Dataset records |

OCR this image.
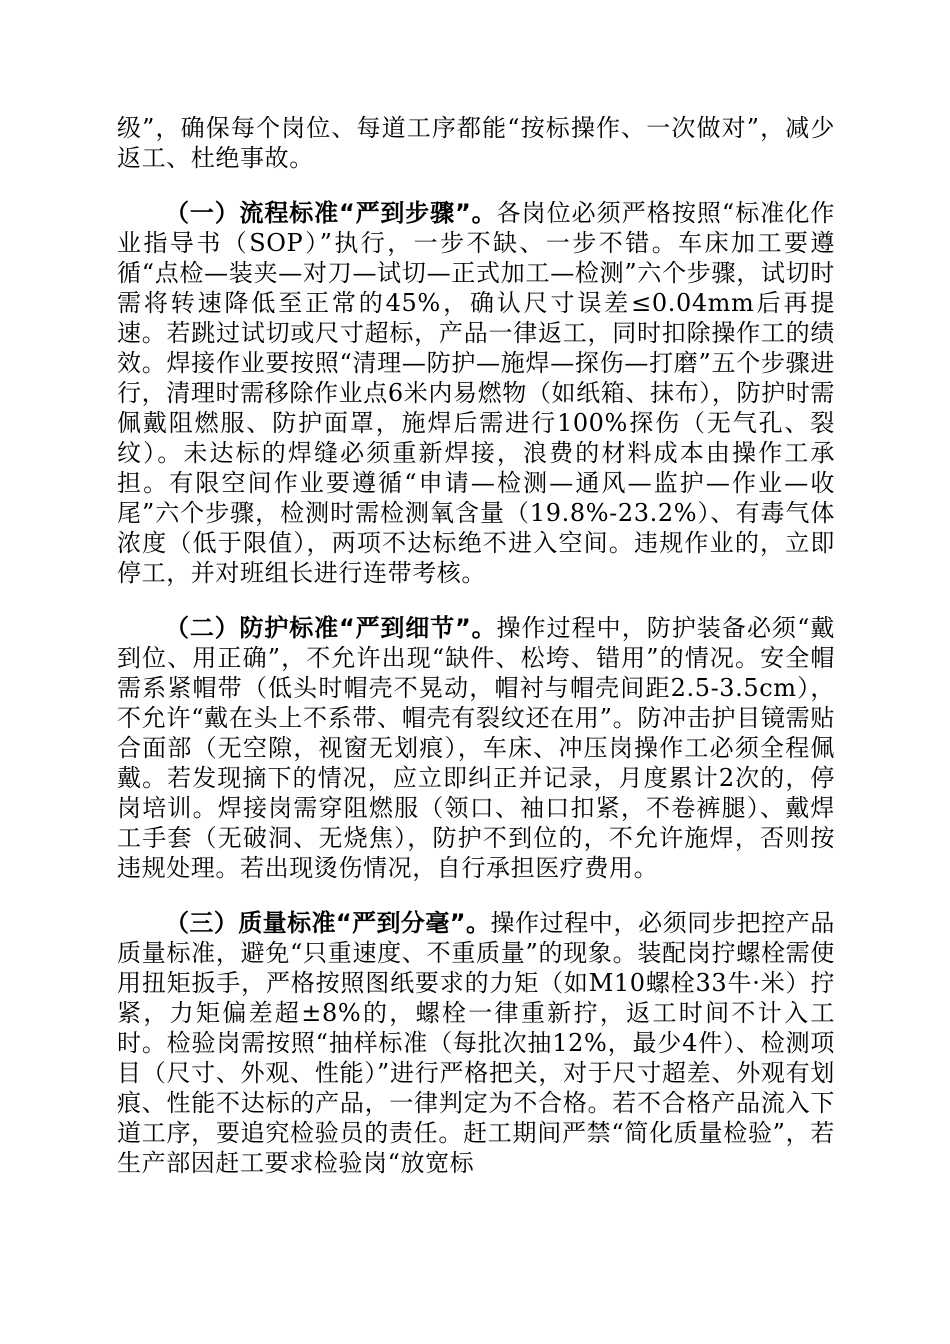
级”，确保每个岗位、每道工序都能“按标操作、一次做对”，减少返工、杜绝事故。

（一）流程标准“严到步骤”。各岗位必须严格按照“标准化作业指导书（SOP）”执行，一步不缺、一步不错。车床加工要遵循“点检—装夹—对刀—试切—正式加工—检测”六个步骤，试切时需将转速降低至正常的45%，确认尺寸误差≤0.04mm后再提速。若跳过试切或尺寸超标，产品一律返工，同时扣除操作工的绩效。焊接作业要按照“清理—防护—施焊—探伤—打磨”五个步骤进行，清理时需移除作业点6米内易燃物（如纸箱、抹布），防护时需佩戴阻燃服、防护面罩，施焊后需进行100%探伤（无气孔、裂纹）。未达标的焊缝必须重新焊接，浪费的材料成本由操作工承担。有限空间作业要遵循“申请—检测—通风—监护—作业—收尾”六个步骤，检测时需检测氧含量（19.8%-23.2%）、有毒气体浓度（低于限值），两项不达标绝不进入空间。违规作业的，立即停工，并对班组长进行连带考核。

（二）防护标准“严到细节”。操作过程中，防护装备必须“戴到位、用正确”，不允许出现“缺件、松垮、错用”的情况。安全帽需系紧帽带（低头时帽壳不晃动，帽衬与帽壳间距2.5-3.5cm），不允许“戴在头上不系带、帽壳有裂纹还在用”。防冲击护目镜需贴合面部（无空隙，视窗无划痕），车床、冲压岗操作工必须全程佩戴。若发现摘下的情况，应立即纠正并记录，月度累计2次的，停岗培训。焊接岗需穿阻燃服（领口、袖口扣紧，不卷裤腿）、戴焊工手套（无破洞、无烧焦），防护不到位的，不允许施焊，否则按违规处理。若出现烫伤情况，自行承担医疗费用。

（三）质量标准“严到分毫”。操作过程中，必须同步把控产品质量标准，避免“只重速度、不重质量”的现象。装配岗拧螺栓需使用扭矩扳手，严格按照图纸要求的力矩（如M10螺栓33牛·米）拧紧，力矩偏差超±8%的，螺栓一律重新拧，返工时间不计入工时。检验岗需按照“抽样标准（每批次抽12%，最少4件）、检测项目（尺寸、外观、性能）”进行严格把关，对于尺寸超差、外观有划痕、性能不达标的产品，一律判定为不合格。若不合格产品流入下道工序，要追究检验员的责任。赶工期间严禁“简化质量检验”，若生产部因赶工要求检验岗“放宽标
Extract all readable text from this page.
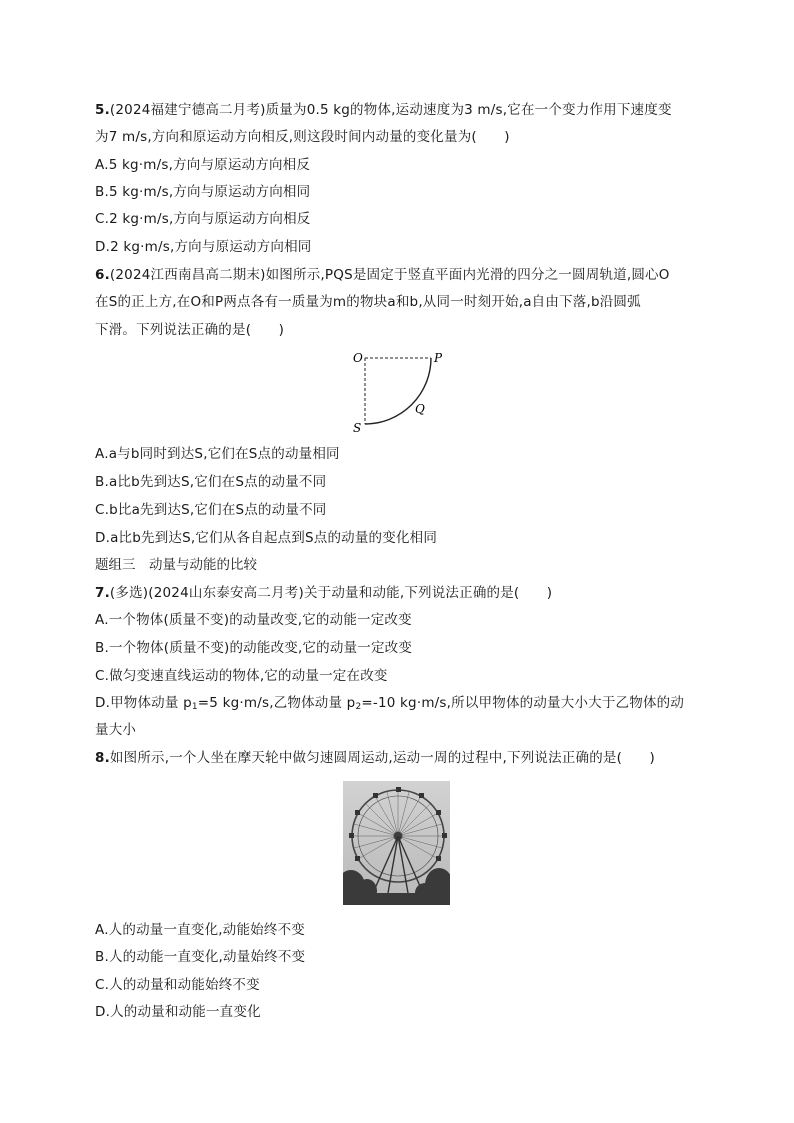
5.(2024福建宁德高二月考)质量为0.5 kg的物体,运动速度为3 m/s,它在一个变力作用下速度变
为7 m/s,方向和原运动方向相反,则这段时间内动量的变化量为(　　)
A.5 kg·m/s,方向与原运动方向相反
B.5 kg·m/s,方向与原运动方向相同
C.2 kg·m/s,方向与原运动方向相反
D.2 kg·m/s,方向与原运动方向相同
6.(2024江西南昌高二期末)如图所示,PQS是固定于竖直平面内光滑的四分之一圆周轨道,圆心O
在S的正上方,在O和P两点各有一质量为m的物块a和b,从同一时刻开始,a自由下落,b沿圆弧
下滑。下列说法正确的是(　　)
O	P
Q
S
A.a与b同时到达S,它们在S点的动量相同
B.a比b先到达S,它们在S点的动量不同
C.b比a先到达S,它们在S点的动量不同
D.a比b先到达S,它们从各自起点到S点的动量的变化相同
题组三　动量与动能的比较
7.(多选)(2024山东泰安高二月考)关于动量和动能,下列说法正确的是(　　)
A.一个物体(质量不变)的动量改变,它的动能一定改变
B.一个物体(质量不变)的动能改变,它的动量一定改变
C.做匀变速直线运动的物体,它的动量一定在改变
D.甲物体动量 $p_1=5$ kg·m/s,乙物体动量 $p_2=-10$ kg·m/s,所以甲物体的动量大小大于乙物体的动
量大小
8.如图所示,一个人坐在摩天轮中做匀速圆周运动,运动一周的过程中,下列说法正确的是(　　)
A.人的动量一直变化,动能始终不变
B.人的动能一直变化,动量始终不变
C.人的动量和动能始终不变
D.人的动量和动能一直变化
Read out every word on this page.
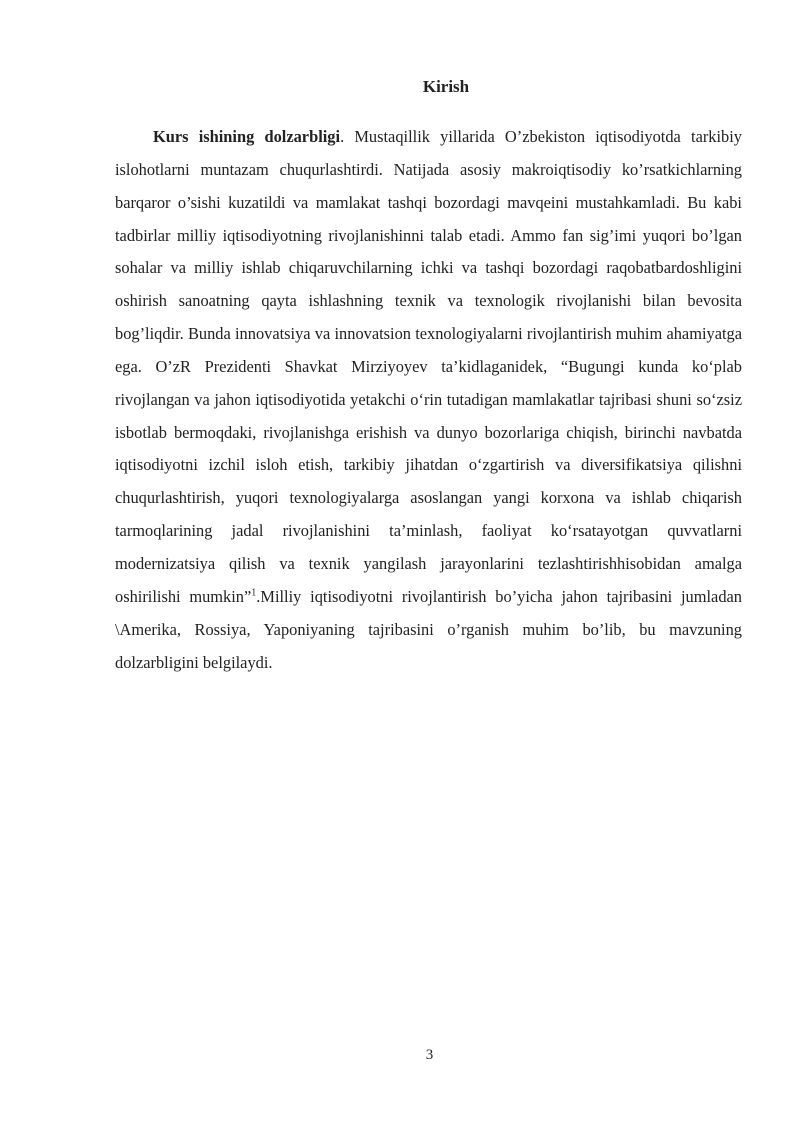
Kirish

Kurs ishining dolzarbligi. Mustaqillik yillarida O’zbekiston iqtisodiyotda tarkibiy islohotlarni muntazam chuqurlashtirdi. Natijada asosiy makroiqtisodiy ko’rsatkichlarning barqaror o’sishi kuzatildi va mamlakat tashqi bozordagi mavqeini mustahkamladi. Bu kabi tadbirlar milliy iqtisodiyotning rivojlanishinni talab etadi. Ammo fan sig’imi yuqori bo’lgan sohalar va milliy ishlab chiqaruvchilarning ichki va tashqi bozordagi raqobatbardoshligini oshirish sanoatning qayta ishlashning texnik va texnologik rivojlanishi bilan bevosita bog’liqdir. Bunda innovatsiya va innovatsion texnologiyalarni rivojlantirish muhim ahamiyatga ega. O’zR Prezidenti Shavkat Mirziyoyev ta’kidlaganidek, “Bugungi kunda ko‘plab rivojlangan va jahon iqtisodiyotida yetakchi o‘rin tutadigan mamlakatlar tajribasi shuni so‘zsiz isbotlab bermoqdaki, rivojlanishga erishish va dunyo bozorlariga chiqish, birinchi navbatda iqtisodiyotni izchil isloh etish, tarkibiy jihatdan o‘zgartirish va diversifikatsiya qilishni chuqurlashtirish, yuqori texnologiyalarga asoslangan yangi korxona va ishlab chiqarish tarmoqlarining jadal rivojlanishini ta’minlash, faoliyat ko‘rsatayotgan quvvatlarni modernizatsiya qilish va texnik yangilash jarayonlarini tezlashtirishhisobidan amalga oshirilishi mumkin”$^1$.Milliy iqtisodiyotni rivojlantirish bo’yicha jahon tajribasini jumladan \Amerika, Rossiya, Yaponiyaning tajribasini o’rganish muhim bo’lib, bu mavzuning dolzarbligini belgilaydi.

3
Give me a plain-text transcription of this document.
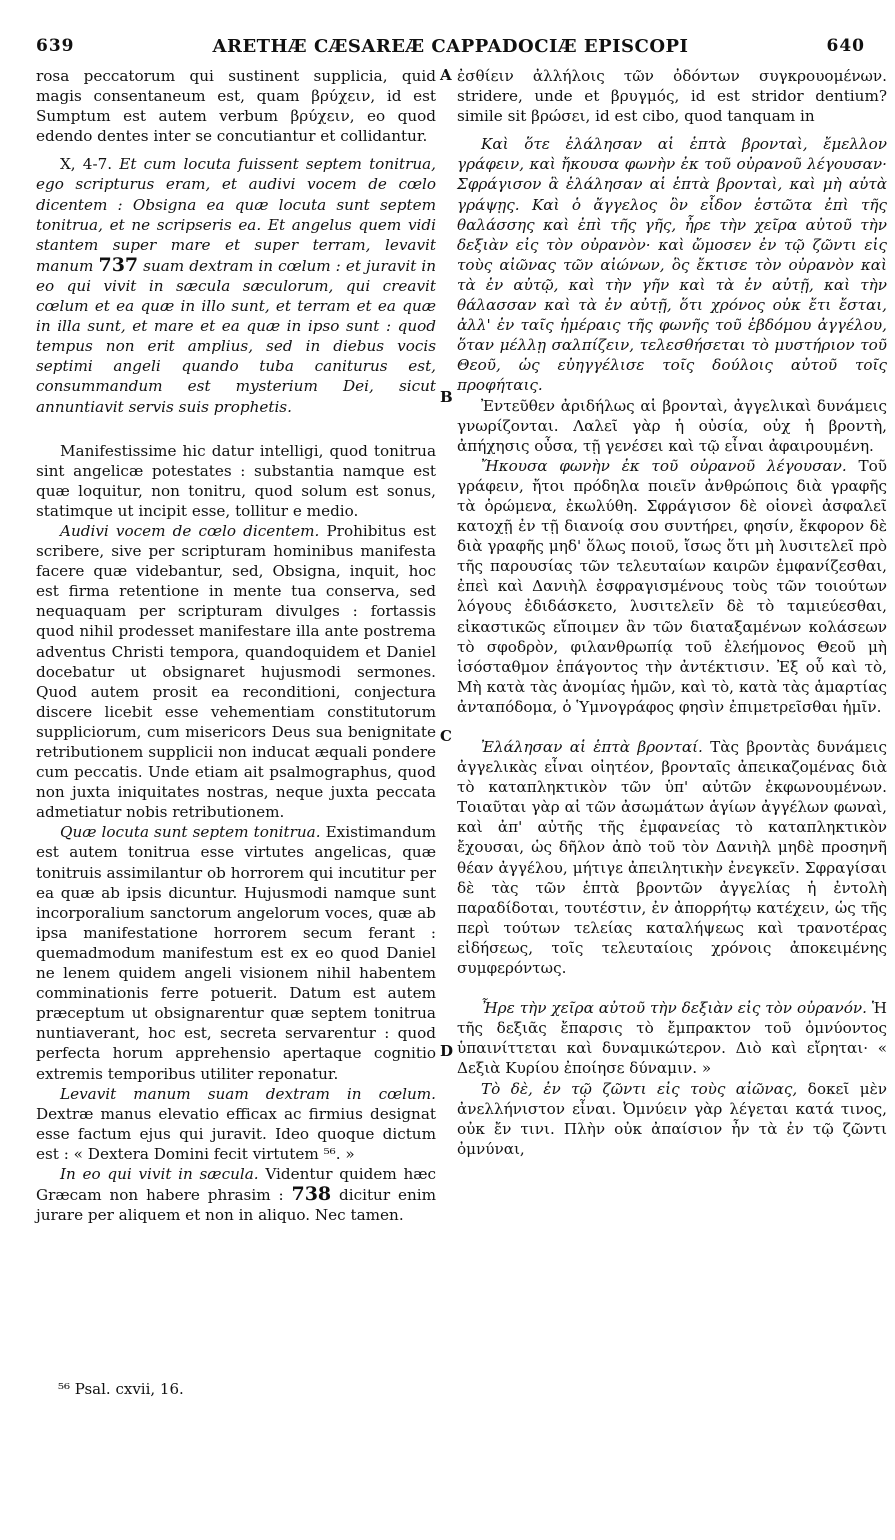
639	ARETHÆ CÆSAREÆ CAPPADOCIÆ EPISCOPI	640
A
B
C
D

rosa peccatorum qui sustinent supplicia, quid magis consentaneum est, quam βρύχειν, id est Sumptum est autem verbum βρύχειν, eo quod edendo dentes inter se concutiantur et collidantur.

X, 4-7. Et cum locuta fuissent septem tonitrua, ego scripturus eram, et audivi vocem de cœlo dicentem : Obsigna ea quæ locuta sunt septem tonitrua, et ne scripseris ea. Et angelus quem vidi stantem super mare et super terram, levavit manum 737 suam dextram in cœlum : et juravit in eo qui vivit in sæcula sæculorum, qui creavit cœlum et ea quæ in illo sunt, et terram et ea quæ in illa sunt, et mare et ea quæ in ipso sunt : quod tempus non erit amplius, sed in diebus vocis septimi angeli quando tuba caniturus est, consummandum est mysterium Dei, sicut annuntiavit servis suis prophetis.

Manifestissime hic datur intelligi, quod tonitrua sint angelicæ potestates : substantia namque est quæ loquitur, non tonitru, quod solum est sonus, statimque ut incipit esse, tollitur e medio.

Audivi vocem de cœlo dicentem. Prohibitus est scribere, sive per scripturam hominibus manifesta facere quæ videbantur, sed, Obsigna, inquit, hoc est firma retentione in mente tua conserva, sed nequaquam per scripturam divulges : fortassis quod nihil prodesset manifestare illa ante postrema adventus Christi tempora, quandoquidem et Daniel docebatur ut obsignaret hujusmodi sermones. Quod autem prosit ea reconditioni, conjectura discere licebit esse vehementiam constitutorum suppliciorum, cum misericors Deus sua benignitate retributionem supplicii non inducat æquali pondere cum peccatis. Unde etiam ait psalmographus, quod non juxta iniquitates nostras, neque juxta peccata admetiatur nobis retributionem.

Quæ locuta sunt septem tonitrua. Existimandum est autem tonitrua esse virtutes angelicas, quæ tonitruis assimilantur ob horrorem qui incutitur per ea quæ ab ipsis dicuntur. Hujusmodi namque sunt incorporalium sanctorum angelorum voces, quæ ab ipsa manifestatione horrorem secum ferant : quemadmodum manifestum est ex eo quod Daniel ne lenem quidem angeli visionem nihil habentem comminationis ferre potuerit. Datum est autem præceptum ut obsignarentur quæ septem tonitrua nuntiaverant, hoc est, secreta servarentur : quod perfecta horum apprehensio apertaque cognitio extremis temporibus utiliter reponatur.

Levavit manum suam dextram in cœlum. Dextræ manus elevatio efficax ac firmius designat esse factum ejus qui juravit. Ideo quoque dictum est : « Dextera Domini fecit virtutem ⁵⁶. »

In eo qui vivit in sæcula. Videntur quidem hæc Græcam non habere phrasim : 738 dicitur enim jurare per aliquem et non in aliquo. Nec tamen.

ἐσθίειν ἀλλήλοις τῶν ὀδόντων συγκρουομένων. stridere, unde et βρυγμός, id est stridor dentium? simile sit βρώσει, id est cibo, quod tanquam in

Καὶ ὅτε ἐλάλησαν αἱ ἑπτὰ βρονταὶ, ἔμελλον γράφειν, καὶ ἤκουσα φωνὴν ἐκ τοῦ οὐρανοῦ λέγουσαν· Σφράγισον ἃ ἐλάλησαν αἱ ἑπτὰ βρονταὶ, καὶ μὴ αὐτὰ γράψῃς. Καὶ ὁ ἄγγελος ὃν εἶδον ἑστῶτα ἐπὶ τῆς θαλάσσης καὶ ἐπὶ τῆς γῆς, ἦρε τὴν χεῖρα αὐτοῦ τὴν δεξιὰν εἰς τὸν οὐρανὸν· καὶ ὤμοσεν ἐν τῷ ζῶντι εἰς τοὺς αἰῶνας τῶν αἰώνων, ὃς ἔκτισε τὸν οὐρανὸν καὶ τὰ ἐν αὐτῷ, καὶ τὴν γῆν καὶ τὰ ἐν αὐτῇ, καὶ τὴν θάλασσαν καὶ τὰ ἐν αὐτῇ, ὅτι χρόνος οὐκ ἔτι ἔσται, ἀλλ' ἐν ταῖς ἡμέραις τῆς φωνῆς τοῦ ἑβδόμου ἀγγέλου, ὅταν μέλλῃ σαλπίζειν, τελεσθήσεται τὸ μυστήριον τοῦ Θεοῦ, ὡς εὐηγγέλισε τοῖς δούλοις αὐτοῦ τοῖς προφήταις.

Ἐντεῦθεν ἀριδήλως αἱ βρονταὶ, ἀγγελικαὶ δυνάμεις γνωρίζονται. Λαλεῖ γὰρ ἡ οὐσία, οὐχ ἡ βροντὴ, ἀπήχησις οὖσα, τῇ γενέσει καὶ τῷ εἶναι ἀφαιρουμένη.

Ἤκουσα φωνὴν ἐκ τοῦ οὐρανοῦ λέγουσαν. Τοῦ γράφειν, ἤτοι πρόδηλα ποιεῖν ἀνθρώποις διὰ γραφῆς τὰ ὁρώμενα, ἐκωλύθη. Σφράγισον δὲ οἱονεὶ ἀσφαλεῖ κατοχῇ ἐν τῇ διανοίᾳ σου συντήρει, φησίν, ἔκφορον δὲ διὰ γραφῆς μηδ' ὅλως ποιοῦ, ἴσως ὅτι μὴ λυσιτελεῖ πρὸ τῆς παρουσίας τῶν τελευταίων καιρῶν ἐμφανίζεσθαι, ἐπεὶ καὶ Δανιὴλ ἐσφραγισμένους τοὺς τῶν τοιούτων λόγους ἐδιδάσκετο, λυσιτελεῖν δὲ τὸ ταμιεύεσθαι, εἰκαστικῶς εἴποιμεν ἂν τῶν διαταξαμένων κολάσεων τὸ σφοδρὸν, φιλανθρωπίᾳ τοῦ ἐλεήμονος Θεοῦ μὴ ἰσόσταθμον ἐπάγοντος τὴν ἀντέκτισιν. Ἐξ οὗ καὶ τὸ, Μὴ κατὰ τὰς ἀνομίας ἡμῶν, καὶ τὸ, κατὰ τὰς ἁμαρτίας ἀνταπόδομα, ὁ Ὑμνογράφος φησὶν ἐπιμετρεῖσθαι ἡμῖν.

Ἐλάλησαν αἱ ἑπτὰ βρονταί. Τὰς βροντὰς δυνάμεις ἀγγελικὰς εἶναι οἰητέον, βρονταῖς ἀπεικαζομένας διὰ τὸ καταπληκτικὸν τῶν ὑπ' αὐτῶν ἐκφωνουμένων. Τοιαῦται γὰρ αἱ τῶν ἀσωμάτων ἁγίων ἀγγέλων φωναὶ, καὶ ἀπ' αὐτῆς τῆς ἐμφανείας τὸ καταπληκτικὸν ἔχουσαι, ὡς δῆλον ἀπὸ τοῦ τὸν Δανιὴλ μηδὲ προσηνῆ θέαν ἀγγέλου, μήτιγε ἀπειλητικὴν ἐνεγκεῖν. Σφραγίσαι δὲ τὰς τῶν ἑπτὰ βροντῶν ἀγγελίας ἡ ἐντολὴ παραδίδοται, τουτέστιν, ἐν ἀπορρήτῳ κατέχειν, ὡς τῆς περὶ τούτων τελείας καταλήψεως καὶ τρανοτέρας εἰδήσεως, τοῖς τελευταίοις χρόνοις ἀποκειμένης συμφερόντως.

Ἦρε τὴν χεῖρα αὐτοῦ τὴν δεξιὰν εἰς τὸν οὐρανόν. Ἡ τῆς δεξιᾶς ἔπαρσις τὸ ἔμπρακτον τοῦ ὀμνύοντος ὑπαινίττεται καὶ δυναμικώτερον. Διὸ καὶ εἴρηται· « Δεξιὰ Κυρίου ἐποίησε δύναμιν. »

Τὸ δὲ, ἐν τῷ ζῶντι εἰς τοὺς αἰῶνας, δοκεῖ μὲν ἀνελλήνιστον εἶναι. Ὀμνύειν γὰρ λέγεται κατά τινος, οὐκ ἔν τινι. Πλὴν οὐκ ἀπαίσιον ἦν τὰ ἐν τῷ ζῶντι ὀμνύναι,

⁵⁶ Psal. cxvii, 16.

Aim | Count how many lines hold the string "this" and give that number alone.

Written solution | 4